* Begin *
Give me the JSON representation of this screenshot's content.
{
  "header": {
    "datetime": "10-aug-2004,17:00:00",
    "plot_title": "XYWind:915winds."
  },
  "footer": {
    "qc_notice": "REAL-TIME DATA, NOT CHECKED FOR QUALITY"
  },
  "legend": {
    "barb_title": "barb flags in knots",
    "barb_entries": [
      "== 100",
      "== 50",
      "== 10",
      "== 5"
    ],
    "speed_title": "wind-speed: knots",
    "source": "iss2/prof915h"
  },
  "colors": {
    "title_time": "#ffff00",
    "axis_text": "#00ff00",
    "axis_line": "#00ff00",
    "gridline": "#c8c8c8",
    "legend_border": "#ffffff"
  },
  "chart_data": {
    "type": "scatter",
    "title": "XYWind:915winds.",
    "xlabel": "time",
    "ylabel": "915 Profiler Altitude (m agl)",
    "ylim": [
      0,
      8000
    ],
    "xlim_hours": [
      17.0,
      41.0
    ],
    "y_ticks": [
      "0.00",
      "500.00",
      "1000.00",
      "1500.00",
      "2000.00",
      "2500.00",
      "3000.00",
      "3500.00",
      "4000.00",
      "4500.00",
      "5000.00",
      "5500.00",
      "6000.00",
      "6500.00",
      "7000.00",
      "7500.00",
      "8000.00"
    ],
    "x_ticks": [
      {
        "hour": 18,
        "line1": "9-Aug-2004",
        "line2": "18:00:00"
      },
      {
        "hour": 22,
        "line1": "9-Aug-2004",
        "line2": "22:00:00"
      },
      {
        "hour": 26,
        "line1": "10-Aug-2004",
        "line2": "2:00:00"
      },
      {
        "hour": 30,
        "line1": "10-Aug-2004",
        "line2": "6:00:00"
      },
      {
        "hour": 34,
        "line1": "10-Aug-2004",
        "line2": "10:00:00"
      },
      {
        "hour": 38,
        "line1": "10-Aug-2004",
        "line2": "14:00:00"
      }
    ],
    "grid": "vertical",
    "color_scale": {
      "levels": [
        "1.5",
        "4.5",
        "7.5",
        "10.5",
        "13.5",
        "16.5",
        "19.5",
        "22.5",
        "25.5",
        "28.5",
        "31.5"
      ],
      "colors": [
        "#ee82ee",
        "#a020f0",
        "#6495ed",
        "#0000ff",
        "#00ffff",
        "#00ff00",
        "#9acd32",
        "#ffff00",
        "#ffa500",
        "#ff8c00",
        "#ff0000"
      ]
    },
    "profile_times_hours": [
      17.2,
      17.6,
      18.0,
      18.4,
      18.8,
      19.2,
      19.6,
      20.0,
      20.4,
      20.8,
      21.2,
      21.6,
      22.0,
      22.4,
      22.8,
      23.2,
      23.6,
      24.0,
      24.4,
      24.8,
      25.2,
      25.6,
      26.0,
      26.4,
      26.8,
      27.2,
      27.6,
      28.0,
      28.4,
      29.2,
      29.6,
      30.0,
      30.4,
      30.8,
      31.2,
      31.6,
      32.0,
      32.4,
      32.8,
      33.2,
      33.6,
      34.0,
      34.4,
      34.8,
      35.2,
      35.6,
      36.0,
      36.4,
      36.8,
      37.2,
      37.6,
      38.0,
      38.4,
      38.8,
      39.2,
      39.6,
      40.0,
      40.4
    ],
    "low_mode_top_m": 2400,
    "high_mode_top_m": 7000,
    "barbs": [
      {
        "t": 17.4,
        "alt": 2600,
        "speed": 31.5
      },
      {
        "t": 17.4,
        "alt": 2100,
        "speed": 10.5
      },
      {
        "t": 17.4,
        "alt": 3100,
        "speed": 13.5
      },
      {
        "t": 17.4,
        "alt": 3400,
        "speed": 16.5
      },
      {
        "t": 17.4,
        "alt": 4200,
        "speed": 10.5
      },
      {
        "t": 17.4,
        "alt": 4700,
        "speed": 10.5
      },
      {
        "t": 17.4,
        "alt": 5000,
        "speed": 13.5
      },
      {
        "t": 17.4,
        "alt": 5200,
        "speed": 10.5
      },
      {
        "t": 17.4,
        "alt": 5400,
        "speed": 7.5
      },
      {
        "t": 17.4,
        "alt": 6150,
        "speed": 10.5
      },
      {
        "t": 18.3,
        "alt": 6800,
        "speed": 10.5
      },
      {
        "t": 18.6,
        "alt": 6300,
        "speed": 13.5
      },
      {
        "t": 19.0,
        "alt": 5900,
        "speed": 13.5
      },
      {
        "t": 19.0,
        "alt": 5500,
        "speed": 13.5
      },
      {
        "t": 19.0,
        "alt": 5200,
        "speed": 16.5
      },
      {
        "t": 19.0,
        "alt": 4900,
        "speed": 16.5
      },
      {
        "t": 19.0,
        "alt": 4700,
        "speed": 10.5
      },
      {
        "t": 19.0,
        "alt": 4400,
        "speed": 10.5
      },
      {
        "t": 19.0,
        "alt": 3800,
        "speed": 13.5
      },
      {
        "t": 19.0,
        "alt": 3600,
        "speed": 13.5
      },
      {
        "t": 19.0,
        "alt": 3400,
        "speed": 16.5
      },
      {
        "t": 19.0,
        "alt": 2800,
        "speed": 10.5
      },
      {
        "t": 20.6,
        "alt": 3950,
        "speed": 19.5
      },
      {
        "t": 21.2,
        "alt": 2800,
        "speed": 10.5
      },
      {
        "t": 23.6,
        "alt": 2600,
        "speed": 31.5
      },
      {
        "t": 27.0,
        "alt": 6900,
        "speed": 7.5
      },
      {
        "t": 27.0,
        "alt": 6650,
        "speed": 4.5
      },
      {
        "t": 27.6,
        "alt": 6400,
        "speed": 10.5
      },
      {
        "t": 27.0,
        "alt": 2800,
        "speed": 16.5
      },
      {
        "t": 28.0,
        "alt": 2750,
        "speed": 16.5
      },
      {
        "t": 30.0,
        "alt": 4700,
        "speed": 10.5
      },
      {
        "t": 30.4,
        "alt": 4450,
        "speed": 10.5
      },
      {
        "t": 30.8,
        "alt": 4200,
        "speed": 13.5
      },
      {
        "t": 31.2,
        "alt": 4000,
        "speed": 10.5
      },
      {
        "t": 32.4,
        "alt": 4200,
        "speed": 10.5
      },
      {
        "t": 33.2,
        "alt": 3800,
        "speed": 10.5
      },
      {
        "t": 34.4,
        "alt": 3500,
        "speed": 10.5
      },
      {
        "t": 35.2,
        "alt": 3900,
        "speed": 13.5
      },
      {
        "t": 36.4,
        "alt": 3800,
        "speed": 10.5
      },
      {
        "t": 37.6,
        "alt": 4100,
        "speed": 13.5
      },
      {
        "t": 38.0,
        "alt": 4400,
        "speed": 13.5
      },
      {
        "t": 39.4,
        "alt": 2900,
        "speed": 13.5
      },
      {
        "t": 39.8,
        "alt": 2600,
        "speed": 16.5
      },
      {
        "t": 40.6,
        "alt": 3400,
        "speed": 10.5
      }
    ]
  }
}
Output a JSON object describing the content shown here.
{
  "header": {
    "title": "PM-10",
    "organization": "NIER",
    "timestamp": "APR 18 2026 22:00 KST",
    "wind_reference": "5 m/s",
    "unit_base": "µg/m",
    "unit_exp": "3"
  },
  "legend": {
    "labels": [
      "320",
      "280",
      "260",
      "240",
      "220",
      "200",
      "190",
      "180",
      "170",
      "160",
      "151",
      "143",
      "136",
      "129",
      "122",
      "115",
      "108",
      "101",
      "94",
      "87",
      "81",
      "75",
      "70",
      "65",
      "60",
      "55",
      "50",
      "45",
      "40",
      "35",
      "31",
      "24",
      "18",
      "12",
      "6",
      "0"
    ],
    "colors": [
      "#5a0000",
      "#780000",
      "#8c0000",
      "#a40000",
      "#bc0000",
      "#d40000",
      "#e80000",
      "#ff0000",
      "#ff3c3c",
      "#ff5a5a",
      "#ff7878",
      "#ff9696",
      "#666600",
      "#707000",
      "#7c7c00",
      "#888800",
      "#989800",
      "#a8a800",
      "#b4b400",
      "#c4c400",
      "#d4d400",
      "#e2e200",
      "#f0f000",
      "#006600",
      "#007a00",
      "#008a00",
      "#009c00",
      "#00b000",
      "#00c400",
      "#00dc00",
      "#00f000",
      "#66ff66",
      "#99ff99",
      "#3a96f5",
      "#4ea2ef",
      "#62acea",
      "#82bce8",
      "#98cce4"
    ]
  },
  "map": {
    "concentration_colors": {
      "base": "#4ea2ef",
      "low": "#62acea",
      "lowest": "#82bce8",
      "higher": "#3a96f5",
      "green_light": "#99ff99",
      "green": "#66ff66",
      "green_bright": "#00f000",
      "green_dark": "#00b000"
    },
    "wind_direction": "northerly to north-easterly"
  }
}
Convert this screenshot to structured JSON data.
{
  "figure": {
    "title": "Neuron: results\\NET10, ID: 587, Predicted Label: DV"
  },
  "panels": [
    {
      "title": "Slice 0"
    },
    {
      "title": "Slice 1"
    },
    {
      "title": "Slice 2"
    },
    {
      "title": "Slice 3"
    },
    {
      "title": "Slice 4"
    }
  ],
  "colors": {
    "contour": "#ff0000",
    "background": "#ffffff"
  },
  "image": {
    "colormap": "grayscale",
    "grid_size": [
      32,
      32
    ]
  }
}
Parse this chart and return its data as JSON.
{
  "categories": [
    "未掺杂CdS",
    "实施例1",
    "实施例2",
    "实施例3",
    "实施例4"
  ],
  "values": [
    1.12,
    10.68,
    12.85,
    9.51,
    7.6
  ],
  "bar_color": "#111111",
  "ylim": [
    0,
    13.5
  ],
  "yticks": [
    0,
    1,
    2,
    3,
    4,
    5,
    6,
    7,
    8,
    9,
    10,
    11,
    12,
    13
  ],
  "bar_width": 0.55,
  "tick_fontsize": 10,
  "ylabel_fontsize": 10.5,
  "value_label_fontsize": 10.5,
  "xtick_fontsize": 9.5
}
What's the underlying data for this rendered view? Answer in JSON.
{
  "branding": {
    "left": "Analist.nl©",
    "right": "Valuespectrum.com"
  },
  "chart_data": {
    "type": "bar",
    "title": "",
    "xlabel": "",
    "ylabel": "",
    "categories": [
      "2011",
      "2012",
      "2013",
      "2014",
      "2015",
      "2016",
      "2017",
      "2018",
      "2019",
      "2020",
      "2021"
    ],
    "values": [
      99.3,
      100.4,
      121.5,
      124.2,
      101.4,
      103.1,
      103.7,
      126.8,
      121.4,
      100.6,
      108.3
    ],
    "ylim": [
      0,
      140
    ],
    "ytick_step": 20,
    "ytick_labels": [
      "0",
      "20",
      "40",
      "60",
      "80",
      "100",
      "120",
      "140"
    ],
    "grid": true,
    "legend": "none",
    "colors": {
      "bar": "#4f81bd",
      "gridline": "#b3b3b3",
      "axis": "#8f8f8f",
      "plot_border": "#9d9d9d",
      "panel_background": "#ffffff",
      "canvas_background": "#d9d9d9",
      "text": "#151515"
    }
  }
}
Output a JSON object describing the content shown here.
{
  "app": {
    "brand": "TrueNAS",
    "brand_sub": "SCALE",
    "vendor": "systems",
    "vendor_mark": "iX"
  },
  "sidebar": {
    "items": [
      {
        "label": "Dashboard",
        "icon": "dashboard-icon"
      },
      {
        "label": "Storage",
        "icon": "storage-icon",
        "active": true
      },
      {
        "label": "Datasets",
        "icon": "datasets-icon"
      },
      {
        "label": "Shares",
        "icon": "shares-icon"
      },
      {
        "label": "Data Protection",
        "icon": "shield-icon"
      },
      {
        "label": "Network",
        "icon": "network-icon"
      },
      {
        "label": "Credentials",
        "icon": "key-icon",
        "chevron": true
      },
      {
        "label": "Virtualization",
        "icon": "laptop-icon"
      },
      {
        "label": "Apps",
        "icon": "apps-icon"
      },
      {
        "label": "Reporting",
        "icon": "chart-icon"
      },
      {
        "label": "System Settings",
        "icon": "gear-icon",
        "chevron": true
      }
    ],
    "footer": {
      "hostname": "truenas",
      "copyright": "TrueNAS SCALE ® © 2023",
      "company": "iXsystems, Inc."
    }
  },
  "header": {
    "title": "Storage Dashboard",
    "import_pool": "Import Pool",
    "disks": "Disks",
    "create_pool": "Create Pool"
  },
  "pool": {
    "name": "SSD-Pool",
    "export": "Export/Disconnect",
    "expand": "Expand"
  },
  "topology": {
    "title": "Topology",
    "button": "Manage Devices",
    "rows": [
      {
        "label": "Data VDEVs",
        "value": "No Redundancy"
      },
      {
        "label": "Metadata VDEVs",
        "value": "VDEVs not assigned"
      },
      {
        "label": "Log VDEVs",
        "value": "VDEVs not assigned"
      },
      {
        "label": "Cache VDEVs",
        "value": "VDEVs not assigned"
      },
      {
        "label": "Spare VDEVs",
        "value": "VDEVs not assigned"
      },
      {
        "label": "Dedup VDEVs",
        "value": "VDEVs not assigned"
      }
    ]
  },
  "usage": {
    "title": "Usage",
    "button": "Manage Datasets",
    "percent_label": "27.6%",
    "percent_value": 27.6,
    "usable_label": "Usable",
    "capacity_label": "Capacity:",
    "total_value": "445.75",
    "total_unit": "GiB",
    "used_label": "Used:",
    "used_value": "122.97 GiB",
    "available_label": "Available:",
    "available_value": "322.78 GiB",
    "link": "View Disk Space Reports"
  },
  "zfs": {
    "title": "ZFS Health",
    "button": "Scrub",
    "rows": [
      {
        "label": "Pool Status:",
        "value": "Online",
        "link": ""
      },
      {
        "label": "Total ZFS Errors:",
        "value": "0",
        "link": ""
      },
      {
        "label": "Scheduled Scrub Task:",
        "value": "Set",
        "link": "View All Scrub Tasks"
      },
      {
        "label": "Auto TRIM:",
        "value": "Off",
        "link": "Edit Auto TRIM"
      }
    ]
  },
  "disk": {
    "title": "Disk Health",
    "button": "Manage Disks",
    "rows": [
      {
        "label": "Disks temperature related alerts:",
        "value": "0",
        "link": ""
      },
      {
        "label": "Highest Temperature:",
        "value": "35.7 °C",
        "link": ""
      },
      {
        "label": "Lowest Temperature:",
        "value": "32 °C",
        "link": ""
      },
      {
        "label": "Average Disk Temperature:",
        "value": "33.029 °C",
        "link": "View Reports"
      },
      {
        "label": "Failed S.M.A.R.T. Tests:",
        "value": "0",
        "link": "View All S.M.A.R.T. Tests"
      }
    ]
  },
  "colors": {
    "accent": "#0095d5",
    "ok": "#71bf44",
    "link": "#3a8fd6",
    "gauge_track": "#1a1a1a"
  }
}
* End *
Task prompt: Find the string "button" in the entries above and return each line that holds it.

Solution for this task:
    "button": "Manage Devices",
    "button": "Manage Datasets",
    "button": "Scrub",
    "button": "Manage Disks",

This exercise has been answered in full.